What the exercise asks:
Please write out the material that follows, exactly as it stands.

Records for this task:
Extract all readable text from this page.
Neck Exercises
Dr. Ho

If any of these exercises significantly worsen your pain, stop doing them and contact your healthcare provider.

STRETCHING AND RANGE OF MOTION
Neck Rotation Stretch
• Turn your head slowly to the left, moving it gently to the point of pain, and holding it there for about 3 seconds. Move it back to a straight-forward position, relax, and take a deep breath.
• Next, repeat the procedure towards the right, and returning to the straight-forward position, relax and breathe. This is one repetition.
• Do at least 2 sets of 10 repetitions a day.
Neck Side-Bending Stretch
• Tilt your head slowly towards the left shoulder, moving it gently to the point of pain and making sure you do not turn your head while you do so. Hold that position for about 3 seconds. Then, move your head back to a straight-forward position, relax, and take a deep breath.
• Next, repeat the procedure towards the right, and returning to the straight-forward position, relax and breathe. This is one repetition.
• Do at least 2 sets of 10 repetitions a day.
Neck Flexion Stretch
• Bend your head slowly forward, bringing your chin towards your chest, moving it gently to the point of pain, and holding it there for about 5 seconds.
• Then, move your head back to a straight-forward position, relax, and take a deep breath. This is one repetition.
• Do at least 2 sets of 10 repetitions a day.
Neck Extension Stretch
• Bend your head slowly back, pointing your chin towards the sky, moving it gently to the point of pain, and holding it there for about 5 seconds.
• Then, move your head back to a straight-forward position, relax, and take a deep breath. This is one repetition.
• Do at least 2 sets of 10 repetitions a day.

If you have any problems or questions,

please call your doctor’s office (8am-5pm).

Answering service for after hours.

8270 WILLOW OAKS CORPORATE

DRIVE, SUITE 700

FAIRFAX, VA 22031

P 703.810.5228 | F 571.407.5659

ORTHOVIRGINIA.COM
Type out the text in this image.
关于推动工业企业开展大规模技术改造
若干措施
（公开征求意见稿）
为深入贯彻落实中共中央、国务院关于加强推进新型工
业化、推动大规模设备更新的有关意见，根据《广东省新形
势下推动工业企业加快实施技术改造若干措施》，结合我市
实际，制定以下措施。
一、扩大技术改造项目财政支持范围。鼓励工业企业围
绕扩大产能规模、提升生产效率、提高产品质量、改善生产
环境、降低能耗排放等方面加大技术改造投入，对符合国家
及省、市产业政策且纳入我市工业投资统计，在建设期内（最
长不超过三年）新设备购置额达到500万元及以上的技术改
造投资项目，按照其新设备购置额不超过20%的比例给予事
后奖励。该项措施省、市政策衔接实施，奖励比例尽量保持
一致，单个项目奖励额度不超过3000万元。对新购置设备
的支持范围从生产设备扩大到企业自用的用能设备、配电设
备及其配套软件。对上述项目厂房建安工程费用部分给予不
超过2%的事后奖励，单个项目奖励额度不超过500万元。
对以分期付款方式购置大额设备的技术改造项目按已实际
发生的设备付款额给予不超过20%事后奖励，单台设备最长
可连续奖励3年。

Solution for this problem:
Extract all readable text from this page.
Neck Exercises
Dr. Ho

If any of these exercises significantly worsen your pain, stop doing them and contact your healthcare provider.

STRETCHING AND RANGE OF MOTION
Neck Rotation Stretch
• Turn your head slowly to the left, moving it gently to the point of pain, and holding it there for about 3 seconds. Move it back to a straight-forward position, relax, and take a deep breath.
• Next, repeat the procedure towards the right, and returning to the straight-forward position, relax and breathe. This is one repetition.
• Do at least 2 sets of 10 repetitions a day.
Neck Side-Bending Stretch
• Tilt your head slowly towards the left shoulder, moving it gently to the point of pain and making sure you do not turn your head while you do so. Hold that position for about 3 seconds. Then, move your head back to a straight-forward position, relax, and take a deep breath.
• Next, repeat the procedure towards the right, and returning to the straight-forward position, relax and breathe. This is one repetition.
• Do at least 2 sets of 10 repetitions a day.
Neck Flexion Stretch
• Bend your head slowly forward, bringing your chin towards your chest, moving it gently to the point of pain, and holding it there for about 5 seconds.
• Then, move your head back to a straight-forward position, relax, and take a deep breath. This is one repetition.
• Do at least 2 sets of 10 repetitions a day.
Neck Extension Stretch
• Bend your head slowly back, pointing your chin towards the sky, moving it gently to the point of pain, and holding it there for about 5 seconds.
• Then, move your head back to a straight-forward position, relax, and take a deep breath. This is one repetition.
• Do at least 2 sets of 10 repetitions a day.

If you have any problems or questions,

please call your doctor’s office (8am-5pm).

Answering service for after hours.

8270 WILLOW OAKS CORPORATE

DRIVE, SUITE 700

FAIRFAX, VA 22031

P 703.810.5228 | F 571.407.5659

ORTHOVIRGINIA.COM
Type out the text in this image.
关于推动工业企业开展大规模技术改造
若干措施
（公开征求意见稿）
为深入贯彻落实中共中央、国务院关于加强推进新型工
业化、推动大规模设备更新的有关意见，根据《广东省新形
势下推动工业企业加快实施技术改造若干措施》，结合我市
实际，制定以下措施。
一、扩大技术改造项目财政支持范围。鼓励工业企业围
绕扩大产能规模、提升生产效率、提高产品质量、改善生产
环境、降低能耗排放等方面加大技术改造投入，对符合国家
及省、市产业政策且纳入我市工业投资统计，在建设期内（最
长不超过三年）新设备购置额达到500万元及以上的技术改
造投资项目，按照其新设备购置额不超过20%的比例给予事
后奖励。该项措施省、市政策衔接实施，奖励比例尽量保持
一致，单个项目奖励额度不超过3000万元。对新购置设备
的支持范围从生产设备扩大到企业自用的用能设备、配电设
备及其配套软件。对上述项目厂房建安工程费用部分给予不
超过2%的事后奖励，单个项目奖励额度不超过500万元。
对以分期付款方式购置大额设备的技术改造项目按已实际
发生的设备付款额给予不超过20%事后奖励，单台设备最长
可连续奖励3年。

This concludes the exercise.